**AVAILABLE RECORDS**
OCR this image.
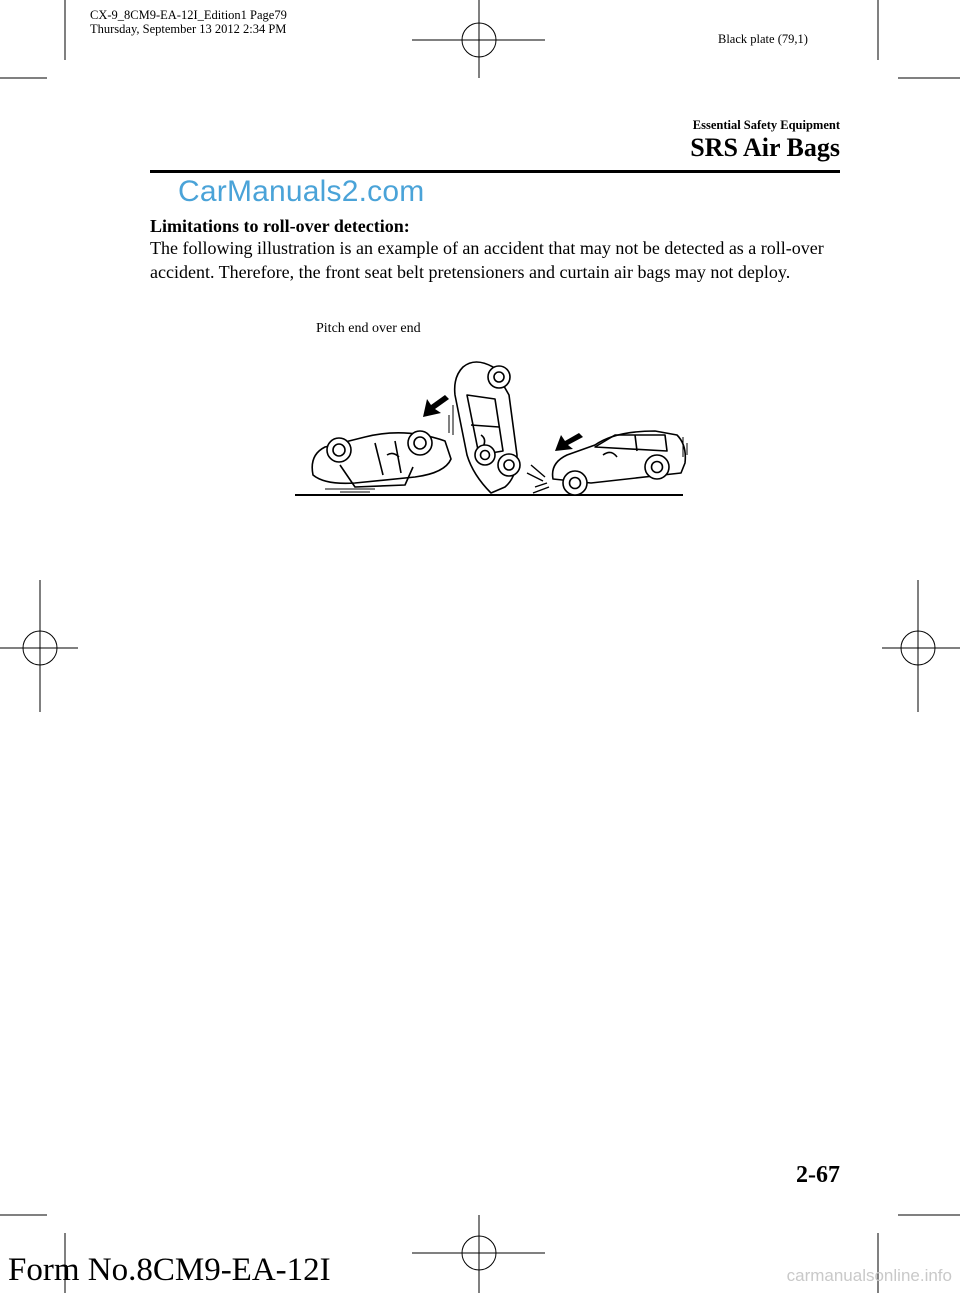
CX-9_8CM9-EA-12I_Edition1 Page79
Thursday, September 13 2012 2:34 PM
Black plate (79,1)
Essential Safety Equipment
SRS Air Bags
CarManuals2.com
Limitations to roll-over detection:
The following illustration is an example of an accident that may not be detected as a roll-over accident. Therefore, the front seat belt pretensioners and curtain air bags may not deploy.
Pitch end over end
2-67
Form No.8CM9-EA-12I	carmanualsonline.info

**OBJECTIVE**
Print all of the entries word for word. Skip any images they contain.

**WRITTEN SOLUTION**
OCR this image.
CX-9_8CM9-EA-12I_Edition1 Page79
Thursday, September 13 2012 2:34 PM
Black plate (79,1)
Essential Safety Equipment
SRS Air Bags
CarManuals2.com
Limitations to roll-over detection:
The following illustration is an example of an accident that may not be detected as a roll-over accident. Therefore, the front seat belt pretensioners and curtain air bags may not deploy.
Pitch end over end
2-67
Form No.8CM9-EA-12I	carmanualsonline.info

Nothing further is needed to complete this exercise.